- EXERCISE GOAL
Exactly as they appear, output all of the entries.

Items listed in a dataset
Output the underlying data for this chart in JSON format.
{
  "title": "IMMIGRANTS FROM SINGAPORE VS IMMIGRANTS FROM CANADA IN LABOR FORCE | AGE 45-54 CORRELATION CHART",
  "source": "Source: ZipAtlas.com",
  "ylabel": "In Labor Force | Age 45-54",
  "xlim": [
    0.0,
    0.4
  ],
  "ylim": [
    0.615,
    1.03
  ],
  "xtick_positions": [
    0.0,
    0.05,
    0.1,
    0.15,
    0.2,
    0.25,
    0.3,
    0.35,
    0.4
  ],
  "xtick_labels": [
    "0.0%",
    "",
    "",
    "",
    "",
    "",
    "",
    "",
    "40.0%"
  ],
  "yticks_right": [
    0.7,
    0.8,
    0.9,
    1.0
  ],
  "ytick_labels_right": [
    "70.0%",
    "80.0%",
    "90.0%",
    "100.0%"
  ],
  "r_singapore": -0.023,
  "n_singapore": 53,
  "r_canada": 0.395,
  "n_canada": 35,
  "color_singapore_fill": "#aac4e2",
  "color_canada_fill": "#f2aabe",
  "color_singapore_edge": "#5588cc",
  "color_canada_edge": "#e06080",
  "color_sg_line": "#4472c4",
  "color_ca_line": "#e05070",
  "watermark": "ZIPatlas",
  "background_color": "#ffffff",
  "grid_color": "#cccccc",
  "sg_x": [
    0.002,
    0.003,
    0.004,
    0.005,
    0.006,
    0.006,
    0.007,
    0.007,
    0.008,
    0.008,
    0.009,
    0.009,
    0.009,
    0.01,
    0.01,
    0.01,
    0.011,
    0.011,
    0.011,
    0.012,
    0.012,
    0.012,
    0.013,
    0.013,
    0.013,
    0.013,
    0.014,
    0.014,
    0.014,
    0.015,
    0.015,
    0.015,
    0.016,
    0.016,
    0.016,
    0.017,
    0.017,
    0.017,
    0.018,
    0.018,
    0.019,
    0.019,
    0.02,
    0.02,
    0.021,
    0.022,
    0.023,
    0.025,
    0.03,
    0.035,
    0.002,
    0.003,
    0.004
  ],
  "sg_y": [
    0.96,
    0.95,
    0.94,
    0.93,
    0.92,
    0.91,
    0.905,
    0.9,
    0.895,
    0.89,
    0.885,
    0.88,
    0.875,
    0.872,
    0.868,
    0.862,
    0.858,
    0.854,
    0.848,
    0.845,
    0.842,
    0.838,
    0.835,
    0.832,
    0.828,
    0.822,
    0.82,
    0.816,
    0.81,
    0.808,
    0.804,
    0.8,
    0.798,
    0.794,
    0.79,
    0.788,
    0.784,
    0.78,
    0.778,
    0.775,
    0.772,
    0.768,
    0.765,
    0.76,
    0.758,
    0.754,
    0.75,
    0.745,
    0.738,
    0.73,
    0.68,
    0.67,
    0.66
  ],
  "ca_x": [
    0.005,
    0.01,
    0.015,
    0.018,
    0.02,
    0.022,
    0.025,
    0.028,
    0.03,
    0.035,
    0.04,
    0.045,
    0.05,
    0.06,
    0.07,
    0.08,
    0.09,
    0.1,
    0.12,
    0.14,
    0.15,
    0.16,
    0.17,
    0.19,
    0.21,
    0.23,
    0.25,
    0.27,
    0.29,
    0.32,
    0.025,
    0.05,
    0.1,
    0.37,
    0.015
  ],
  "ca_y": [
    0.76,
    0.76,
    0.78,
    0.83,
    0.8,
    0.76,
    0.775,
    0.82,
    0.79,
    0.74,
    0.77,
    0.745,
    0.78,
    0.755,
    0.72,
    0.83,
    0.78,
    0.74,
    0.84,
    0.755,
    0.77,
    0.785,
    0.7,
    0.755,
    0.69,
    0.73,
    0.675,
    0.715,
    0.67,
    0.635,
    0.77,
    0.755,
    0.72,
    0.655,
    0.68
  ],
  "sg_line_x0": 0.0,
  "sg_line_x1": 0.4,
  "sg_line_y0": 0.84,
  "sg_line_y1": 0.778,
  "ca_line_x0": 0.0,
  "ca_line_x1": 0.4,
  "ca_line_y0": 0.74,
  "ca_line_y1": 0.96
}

- FINAL RESULT
Output the underlying data for this chart in JSON format.
{
  "title": "IMMIGRANTS FROM SINGAPORE VS IMMIGRANTS FROM CANADA IN LABOR FORCE | AGE 45-54 CORRELATION CHART",
  "source": "Source: ZipAtlas.com",
  "ylabel": "In Labor Force | Age 45-54",
  "xlim": [
    0.0,
    0.4
  ],
  "ylim": [
    0.615,
    1.03
  ],
  "xtick_positions": [
    0.0,
    0.05,
    0.1,
    0.15,
    0.2,
    0.25,
    0.3,
    0.35,
    0.4
  ],
  "xtick_labels": [
    "0.0%",
    "",
    "",
    "",
    "",
    "",
    "",
    "",
    "40.0%"
  ],
  "yticks_right": [
    0.7,
    0.8,
    0.9,
    1.0
  ],
  "ytick_labels_right": [
    "70.0%",
    "80.0%",
    "90.0%",
    "100.0%"
  ],
  "r_singapore": -0.023,
  "n_singapore": 53,
  "r_canada": 0.395,
  "n_canada": 35,
  "color_singapore_fill": "#aac4e2",
  "color_canada_fill": "#f2aabe",
  "color_singapore_edge": "#5588cc",
  "color_canada_edge": "#e06080",
  "color_sg_line": "#4472c4",
  "color_ca_line": "#e05070",
  "watermark": "ZIPatlas",
  "background_color": "#ffffff",
  "grid_color": "#cccccc",
  "sg_x": [
    0.002,
    0.003,
    0.004,
    0.005,
    0.006,
    0.006,
    0.007,
    0.007,
    0.008,
    0.008,
    0.009,
    0.009,
    0.009,
    0.01,
    0.01,
    0.01,
    0.011,
    0.011,
    0.011,
    0.012,
    0.012,
    0.012,
    0.013,
    0.013,
    0.013,
    0.013,
    0.014,
    0.014,
    0.014,
    0.015,
    0.015,
    0.015,
    0.016,
    0.016,
    0.016,
    0.017,
    0.017,
    0.017,
    0.018,
    0.018,
    0.019,
    0.019,
    0.02,
    0.02,
    0.021,
    0.022,
    0.023,
    0.025,
    0.03,
    0.035,
    0.002,
    0.003,
    0.004
  ],
  "sg_y": [
    0.96,
    0.95,
    0.94,
    0.93,
    0.92,
    0.91,
    0.905,
    0.9,
    0.895,
    0.89,
    0.885,
    0.88,
    0.875,
    0.872,
    0.868,
    0.862,
    0.858,
    0.854,
    0.848,
    0.845,
    0.842,
    0.838,
    0.835,
    0.832,
    0.828,
    0.822,
    0.82,
    0.816,
    0.81,
    0.808,
    0.804,
    0.8,
    0.798,
    0.794,
    0.79,
    0.788,
    0.784,
    0.78,
    0.778,
    0.775,
    0.772,
    0.768,
    0.765,
    0.76,
    0.758,
    0.754,
    0.75,
    0.745,
    0.738,
    0.73,
    0.68,
    0.67,
    0.66
  ],
  "ca_x": [
    0.005,
    0.01,
    0.015,
    0.018,
    0.02,
    0.022,
    0.025,
    0.028,
    0.03,
    0.035,
    0.04,
    0.045,
    0.05,
    0.06,
    0.07,
    0.08,
    0.09,
    0.1,
    0.12,
    0.14,
    0.15,
    0.16,
    0.17,
    0.19,
    0.21,
    0.23,
    0.25,
    0.27,
    0.29,
    0.32,
    0.025,
    0.05,
    0.1,
    0.37,
    0.015
  ],
  "ca_y": [
    0.76,
    0.76,
    0.78,
    0.83,
    0.8,
    0.76,
    0.775,
    0.82,
    0.79,
    0.74,
    0.77,
    0.745,
    0.78,
    0.755,
    0.72,
    0.83,
    0.78,
    0.74,
    0.84,
    0.755,
    0.77,
    0.785,
    0.7,
    0.755,
    0.69,
    0.73,
    0.675,
    0.715,
    0.67,
    0.635,
    0.77,
    0.755,
    0.72,
    0.655,
    0.68
  ],
  "sg_line_x0": 0.0,
  "sg_line_x1": 0.4,
  "sg_line_y0": 0.84,
  "sg_line_y1": 0.778,
  "ca_line_x0": 0.0,
  "ca_line_x1": 0.4,
  "ca_line_y0": 0.74,
  "ca_line_y1": 0.96
}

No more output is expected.